EXCERPT PROVIDED:

# Year of the herbicide nightmare



## j4c11 (Apr 30, 2017)

After my previous faux pas involving leftover glyphosate in the pump, the HOA hired TruGreen to spray for weeds in a common area near the back of my house, 50 yards or so from my garden. Within 2-3 weeks all my tomatoes started deforming and growing weird shaped leaves. I thought it was damage from a few nights of very cold temperatures, but even new growth was deformed. A quick google and I found tomatoes that looked exactly like mine, 2,4D and/or dicamba damage. Well I haven't sprayed broadleaf herbicide since February, I just don't have any, so it must have drifted. Apparently tomatoes are very very sensitive to 2,4D and the likes, with even a breeze being enough to completely wreck them. So, I had to pull 24 tomato plants out of the ground and replace them with new ones.

Moral of the story, be very, very, very careful with broadleaf herbicide anywhere within sight of tomatoes.

Not my picture, but they looked just like this.


----------



## gm560 (Feb 22, 2018)

j4c11 said:


> Moral of the story, be very, very, very careful with broadleaf herbicide anywhere within sight of tomatoes.


And to go inside when you see a Trugreen applicator. 50 yards.... they must not have been being careful at all.


----------



## Slim 1938 (Aug 24, 2019)

Oh man that sucks.


----------



## dicko1 (Oct 25, 2019)

I had a Pin Cherry tree once. One day the neighbor across the street and one house down had a lawn service spray his lawn. The tree never did recover though it limped along for several years after.

2,4D is wicked.


----------



## SOLARSUPLEX (Aug 4, 2020)

****o1 said:


> I had a Pin Cherry tree once. One day the neighbor across the street and one house down had a lawn service spray his lawn. The tree never did recover though it limped along for several years after.
> 
> 2,4D is wicked.


This is pretty unnerving considering its a totally household herbicide that gets sprayed down for anything and everything as the first line of defense.


----------



## superkaz661 (Apr 19, 2019)

My money (and a lot of it) is on that damage being from Dicamba.


----------

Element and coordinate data
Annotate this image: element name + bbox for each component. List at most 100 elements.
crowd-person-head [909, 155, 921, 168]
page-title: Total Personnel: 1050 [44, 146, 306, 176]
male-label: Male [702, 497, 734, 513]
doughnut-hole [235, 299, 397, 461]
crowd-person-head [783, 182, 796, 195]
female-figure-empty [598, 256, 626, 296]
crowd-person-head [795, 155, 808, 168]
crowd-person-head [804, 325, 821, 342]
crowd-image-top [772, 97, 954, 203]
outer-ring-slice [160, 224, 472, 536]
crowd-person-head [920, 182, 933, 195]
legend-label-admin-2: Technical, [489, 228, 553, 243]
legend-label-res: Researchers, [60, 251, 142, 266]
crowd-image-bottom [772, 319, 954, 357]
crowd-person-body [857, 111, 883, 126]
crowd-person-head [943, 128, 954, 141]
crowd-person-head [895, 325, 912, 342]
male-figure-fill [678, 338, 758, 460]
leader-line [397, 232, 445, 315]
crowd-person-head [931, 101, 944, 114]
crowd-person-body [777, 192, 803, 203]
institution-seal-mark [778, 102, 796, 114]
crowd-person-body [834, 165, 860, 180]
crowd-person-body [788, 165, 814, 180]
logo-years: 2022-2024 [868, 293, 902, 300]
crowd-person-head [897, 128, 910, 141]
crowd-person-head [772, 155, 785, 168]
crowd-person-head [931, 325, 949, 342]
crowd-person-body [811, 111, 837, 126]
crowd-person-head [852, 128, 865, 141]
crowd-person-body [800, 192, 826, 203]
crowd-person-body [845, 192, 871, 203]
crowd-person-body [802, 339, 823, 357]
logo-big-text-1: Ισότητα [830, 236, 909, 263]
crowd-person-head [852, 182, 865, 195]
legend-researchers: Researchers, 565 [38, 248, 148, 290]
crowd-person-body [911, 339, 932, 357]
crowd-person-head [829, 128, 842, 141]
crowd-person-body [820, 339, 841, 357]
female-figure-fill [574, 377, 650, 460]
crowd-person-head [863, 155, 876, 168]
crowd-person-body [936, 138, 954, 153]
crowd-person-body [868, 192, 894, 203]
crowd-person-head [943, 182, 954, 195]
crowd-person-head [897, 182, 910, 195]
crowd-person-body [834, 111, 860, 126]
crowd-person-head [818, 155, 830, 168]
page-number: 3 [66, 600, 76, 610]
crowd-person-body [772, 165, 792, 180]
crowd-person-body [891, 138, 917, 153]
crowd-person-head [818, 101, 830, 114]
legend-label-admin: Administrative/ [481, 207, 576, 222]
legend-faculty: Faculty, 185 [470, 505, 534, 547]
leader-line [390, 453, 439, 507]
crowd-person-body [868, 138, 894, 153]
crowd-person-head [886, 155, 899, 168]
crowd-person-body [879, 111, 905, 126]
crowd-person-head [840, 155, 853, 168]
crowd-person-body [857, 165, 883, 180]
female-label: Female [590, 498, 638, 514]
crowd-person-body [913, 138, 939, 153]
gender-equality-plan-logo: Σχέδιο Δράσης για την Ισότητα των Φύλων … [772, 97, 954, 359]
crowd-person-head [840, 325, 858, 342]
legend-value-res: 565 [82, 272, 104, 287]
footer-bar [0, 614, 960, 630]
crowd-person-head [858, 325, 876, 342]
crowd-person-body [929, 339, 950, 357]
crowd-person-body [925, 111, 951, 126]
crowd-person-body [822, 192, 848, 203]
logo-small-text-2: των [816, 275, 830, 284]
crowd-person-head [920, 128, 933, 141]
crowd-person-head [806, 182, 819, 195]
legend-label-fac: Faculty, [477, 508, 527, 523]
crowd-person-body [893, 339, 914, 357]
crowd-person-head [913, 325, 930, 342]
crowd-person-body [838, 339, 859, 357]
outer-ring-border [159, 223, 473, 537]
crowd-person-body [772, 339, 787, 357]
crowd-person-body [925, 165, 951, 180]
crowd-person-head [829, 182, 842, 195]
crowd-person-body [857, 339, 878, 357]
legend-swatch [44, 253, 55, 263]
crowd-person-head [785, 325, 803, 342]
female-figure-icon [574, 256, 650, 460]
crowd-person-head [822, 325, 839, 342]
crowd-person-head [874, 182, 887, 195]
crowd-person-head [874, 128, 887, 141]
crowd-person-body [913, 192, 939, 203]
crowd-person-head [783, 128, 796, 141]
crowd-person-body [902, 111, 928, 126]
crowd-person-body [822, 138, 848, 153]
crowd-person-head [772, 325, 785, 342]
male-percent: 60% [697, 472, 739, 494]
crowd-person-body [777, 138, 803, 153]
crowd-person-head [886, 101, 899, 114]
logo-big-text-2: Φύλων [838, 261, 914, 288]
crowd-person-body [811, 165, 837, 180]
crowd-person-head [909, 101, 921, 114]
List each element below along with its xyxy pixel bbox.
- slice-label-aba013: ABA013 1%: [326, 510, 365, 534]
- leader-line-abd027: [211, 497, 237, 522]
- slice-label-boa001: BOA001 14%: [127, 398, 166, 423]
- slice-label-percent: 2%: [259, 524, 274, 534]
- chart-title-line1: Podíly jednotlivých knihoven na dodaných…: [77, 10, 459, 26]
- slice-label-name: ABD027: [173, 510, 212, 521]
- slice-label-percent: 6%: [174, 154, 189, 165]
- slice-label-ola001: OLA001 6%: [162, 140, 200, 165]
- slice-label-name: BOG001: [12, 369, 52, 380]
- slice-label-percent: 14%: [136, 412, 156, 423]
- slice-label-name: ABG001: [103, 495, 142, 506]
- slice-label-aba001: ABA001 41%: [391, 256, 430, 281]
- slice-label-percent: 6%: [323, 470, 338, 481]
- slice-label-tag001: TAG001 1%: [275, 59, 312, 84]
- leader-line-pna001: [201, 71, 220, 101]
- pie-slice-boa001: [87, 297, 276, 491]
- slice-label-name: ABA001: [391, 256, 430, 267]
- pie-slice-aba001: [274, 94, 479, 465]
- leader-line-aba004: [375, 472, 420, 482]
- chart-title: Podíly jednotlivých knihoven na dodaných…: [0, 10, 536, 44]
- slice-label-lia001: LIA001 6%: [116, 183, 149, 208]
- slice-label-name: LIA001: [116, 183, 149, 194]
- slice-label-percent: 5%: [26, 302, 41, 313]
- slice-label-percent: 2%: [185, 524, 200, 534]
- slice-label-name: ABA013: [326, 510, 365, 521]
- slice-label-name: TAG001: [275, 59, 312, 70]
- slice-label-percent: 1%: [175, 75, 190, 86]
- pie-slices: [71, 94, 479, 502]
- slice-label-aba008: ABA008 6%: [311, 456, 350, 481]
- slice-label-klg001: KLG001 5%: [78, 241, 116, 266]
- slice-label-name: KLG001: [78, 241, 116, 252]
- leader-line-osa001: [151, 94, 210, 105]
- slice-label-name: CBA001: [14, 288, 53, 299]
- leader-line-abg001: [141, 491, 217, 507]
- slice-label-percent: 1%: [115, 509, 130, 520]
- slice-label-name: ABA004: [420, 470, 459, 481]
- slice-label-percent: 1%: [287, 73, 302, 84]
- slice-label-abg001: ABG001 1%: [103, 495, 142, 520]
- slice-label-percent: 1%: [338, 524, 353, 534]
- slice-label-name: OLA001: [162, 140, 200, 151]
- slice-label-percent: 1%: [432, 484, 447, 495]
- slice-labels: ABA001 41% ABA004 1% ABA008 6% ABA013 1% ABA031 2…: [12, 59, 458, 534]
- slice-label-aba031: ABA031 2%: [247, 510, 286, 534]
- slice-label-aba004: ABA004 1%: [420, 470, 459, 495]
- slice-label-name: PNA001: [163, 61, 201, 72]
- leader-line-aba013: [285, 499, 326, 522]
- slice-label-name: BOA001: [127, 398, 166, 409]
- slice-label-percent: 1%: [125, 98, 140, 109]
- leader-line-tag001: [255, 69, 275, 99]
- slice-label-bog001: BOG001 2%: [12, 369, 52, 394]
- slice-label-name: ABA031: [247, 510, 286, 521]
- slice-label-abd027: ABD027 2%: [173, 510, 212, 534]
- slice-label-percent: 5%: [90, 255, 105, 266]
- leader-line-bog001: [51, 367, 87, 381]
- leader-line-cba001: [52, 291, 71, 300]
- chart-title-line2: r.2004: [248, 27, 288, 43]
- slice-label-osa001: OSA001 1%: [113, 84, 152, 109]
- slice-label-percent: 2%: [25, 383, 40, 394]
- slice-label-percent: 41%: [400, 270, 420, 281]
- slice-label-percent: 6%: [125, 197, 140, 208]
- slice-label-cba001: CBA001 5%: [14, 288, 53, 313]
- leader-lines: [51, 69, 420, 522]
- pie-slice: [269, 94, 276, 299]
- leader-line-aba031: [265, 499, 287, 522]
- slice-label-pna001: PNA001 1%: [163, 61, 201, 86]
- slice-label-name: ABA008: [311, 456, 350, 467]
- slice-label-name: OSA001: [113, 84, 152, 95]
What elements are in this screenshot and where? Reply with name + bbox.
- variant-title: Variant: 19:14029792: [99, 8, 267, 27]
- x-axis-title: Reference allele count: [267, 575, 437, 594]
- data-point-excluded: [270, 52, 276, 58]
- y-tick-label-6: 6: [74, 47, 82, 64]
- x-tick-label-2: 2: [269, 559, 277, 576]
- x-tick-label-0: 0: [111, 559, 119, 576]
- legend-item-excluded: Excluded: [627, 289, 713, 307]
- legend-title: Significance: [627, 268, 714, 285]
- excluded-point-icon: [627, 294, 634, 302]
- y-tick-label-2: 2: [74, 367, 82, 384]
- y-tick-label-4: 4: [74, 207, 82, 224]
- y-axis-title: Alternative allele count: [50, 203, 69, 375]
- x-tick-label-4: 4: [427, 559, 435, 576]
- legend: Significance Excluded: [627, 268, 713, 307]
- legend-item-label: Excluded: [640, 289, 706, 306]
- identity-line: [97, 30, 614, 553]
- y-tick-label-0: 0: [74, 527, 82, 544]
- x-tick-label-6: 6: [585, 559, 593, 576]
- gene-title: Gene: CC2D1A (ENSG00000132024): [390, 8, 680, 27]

JOBS:
1/ Answer these questions about the herbicide thread:
(a) How many tomato plants did j4c11 have to pull out and replace?
(b) What kind of tree did dicko1 once have?
(c) Which herbicide does superkaz661 bet on as the cause of the damage?
2/ Please reproduce the part of the herbicide thread between "## gm560 (Feb" and "careful at all.", inclusive.

OUTPUTS:
1/
(a) 24
(b) A Pin Cherry tree
(c) Dicamba

2/
## gm560 (Feb 22, 2018)

j4c11 said:


> Moral of the story, be very, very, very careful with broadleaf herbicide anywhere within sight of tomatoes.


And to go inside when you see a Trugreen applicator. 50 yards.... they must not have been being careful at all.